Work to complete
Transcribe the listing exactly, leaving out every picture.

Records from a dataset:
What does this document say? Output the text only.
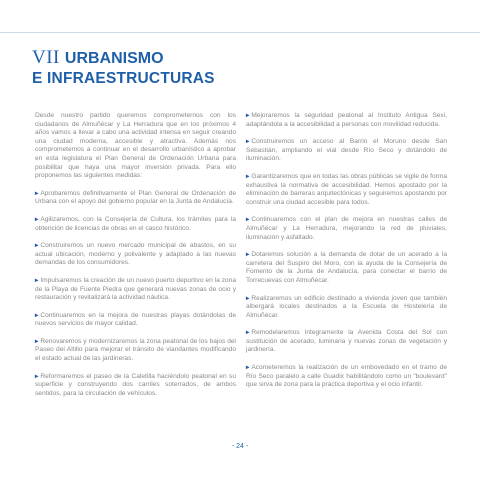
VII URBANISMO
E INFRAESTRUCTURAS

Desde nuestro partido queremos comprometernos con los ciudadanos de Almuñécar y La Herradura que en los próximos 4 años vamos a llevar a cabo una actividad intensa en seguir creando una ciudad moderna, accesible y atractiva. Además nos comprometemos a continuar en el desarrollo urbanístico a aprobar en esta legislatura el Plan General de Ordenación Urbana para posibilitar que haya una mayor inversión privada. Para ello proponemos las siguientes medidas:

▸ Aprobaremos definitivamente el Plan General de Ordenación de Urbana con el apoyo del gobierno popular en la Junta de Andalucía.

▸ Agilizaremos, con la Consejería de Cultura, los trámites para la obtención de licencias de obras en el casco histórico.

▸ Construiremos un nuevo mercado municipal de abastos, en su actual ubicación, moderno y polivalente y adaptado a las nuevas demandas de los consumidores.

▸ Impulsaremos la creación de un nuevo puerto deportivo en la zona de la Playa de Fuente Piedra que generará nuevas zonas de ocio y restauración y revitalizará la actividad náutica.

▸ Continuaremos en la mejora de nuestras playas dotándolas de nuevos servicios de mayor calidad.

▸ Renovaremos y modernizaremos la zona peatonal de los bajos del Paseo del Altillo para mejorar el tránsito de viandantes modificando el estado actual de las jardineras.

▸ Reformaremos el paseo de la Caletilla haciéndolo peatonal en su superficie y construyendo dos carriles soterrados, de ambos sentidos, para la circulación de vehículos.

▸ Mejoraremos la seguridad peatonal al Instituto Antigua Sexi, adaptándola a la accesibilidad a personas con movilidad reducida.

▸ Construiremos un acceso al Barrio el Moruno desde San Sebastián, ampliando el vial desde Río Seco y dotándolo de iluminación.

▸ Garantizaremos que en todas las obras públicas se vigile de forma exhaustiva la normativa de accesibilidad. Hemos apostado por la eliminación de barreras arquitectónicas y seguiremos apostando por construir una ciudad accesible para todos.

▸ Continuaremos con el plan de mejora en nuestras calles de Almuñécar y La Herradura, mejorando la red de pluviales, iluminación y asfaltado.

▸ Dotaremos solución a la demanda de dotar de un acerado a la carretera del Suspiro del Moro, con la ayuda de la Consejería de Fomento de la Junta de Andalucía, para conectar el barrio de Torrecuevas con Almuñécar.

▸ Realizaremos un edificio destinado a vivienda joven que también albergará locales destinados a la Escuela de Hostelería de Almuñécar.

▸ Remodelaremos íntegramente la Avenida Costa del Sol con sustitución de acerado, luminaria y nuevas zonas de vegetación y jardinería.

▸ Acometeremos la realización de un embovedado en el tramo de Río Seco paralelo a calle Guadix habilitándolo como un "boulevard" que sirva de zona para la práctica deportiva y el ocio infantil.

- 24 -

Exercise output
What does this document say? Output the text only.
VII URBANISMO
E INFRAESTRUCTURAS

Desde nuestro partido queremos comprometernos con los ciudadanos de Almuñécar y La Herradura que en los próximos 4 años vamos a llevar a cabo una actividad intensa en seguir creando una ciudad moderna, accesible y atractiva. Además nos comprometemos a continuar en el desarrollo urbanístico a aprobar en esta legislatura el Plan General de Ordenación Urbana para posibilitar que haya una mayor inversión privada. Para ello proponemos las siguientes medidas:

▸ Aprobaremos definitivamente el Plan General de Ordenación de Urbana con el apoyo del gobierno popular en la Junta de Andalucía.

▸ Agilizaremos, con la Consejería de Cultura, los trámites para la obtención de licencias de obras en el casco histórico.

▸ Construiremos un nuevo mercado municipal de abastos, en su actual ubicación, moderno y polivalente y adaptado a las nuevas demandas de los consumidores.

▸ Impulsaremos la creación de un nuevo puerto deportivo en la zona de la Playa de Fuente Piedra que generará nuevas zonas de ocio y restauración y revitalizará la actividad náutica.

▸ Continuaremos en la mejora de nuestras playas dotándolas de nuevos servicios de mayor calidad.

▸ Renovaremos y modernizaremos la zona peatonal de los bajos del Paseo del Altillo para mejorar el tránsito de viandantes modificando el estado actual de las jardineras.

▸ Reformaremos el paseo de la Caletilla haciéndolo peatonal en su superficie y construyendo dos carriles soterrados, de ambos sentidos, para la circulación de vehículos.

▸ Mejoraremos la seguridad peatonal al Instituto Antigua Sexi, adaptándola a la accesibilidad a personas con movilidad reducida.

▸ Construiremos un acceso al Barrio el Moruno desde San Sebastián, ampliando el vial desde Río Seco y dotándolo de iluminación.

▸ Garantizaremos que en todas las obras públicas se vigile de forma exhaustiva la normativa de accesibilidad. Hemos apostado por la eliminación de barreras arquitectónicas y seguiremos apostando por construir una ciudad accesible para todos.

▸ Continuaremos con el plan de mejora en nuestras calles de Almuñécar y La Herradura, mejorando la red de pluviales, iluminación y asfaltado.

▸ Dotaremos solución a la demanda de dotar de un acerado a la carretera del Suspiro del Moro, con la ayuda de la Consejería de Fomento de la Junta de Andalucía, para conectar el barrio de Torrecuevas con Almuñécar.

▸ Realizaremos un edificio destinado a vivienda joven que también albergará locales destinados a la Escuela de Hostelería de Almuñécar.

▸ Remodelaremos íntegramente la Avenida Costa del Sol con sustitución de acerado, luminaria y nuevas zonas de vegetación y jardinería.

▸ Acometeremos la realización de un embovedado en el tramo de Río Seco paralelo a calle Guadix habilitándolo como un "boulevard" que sirva de zona para la práctica deportiva y el ocio infantil.

- 24 -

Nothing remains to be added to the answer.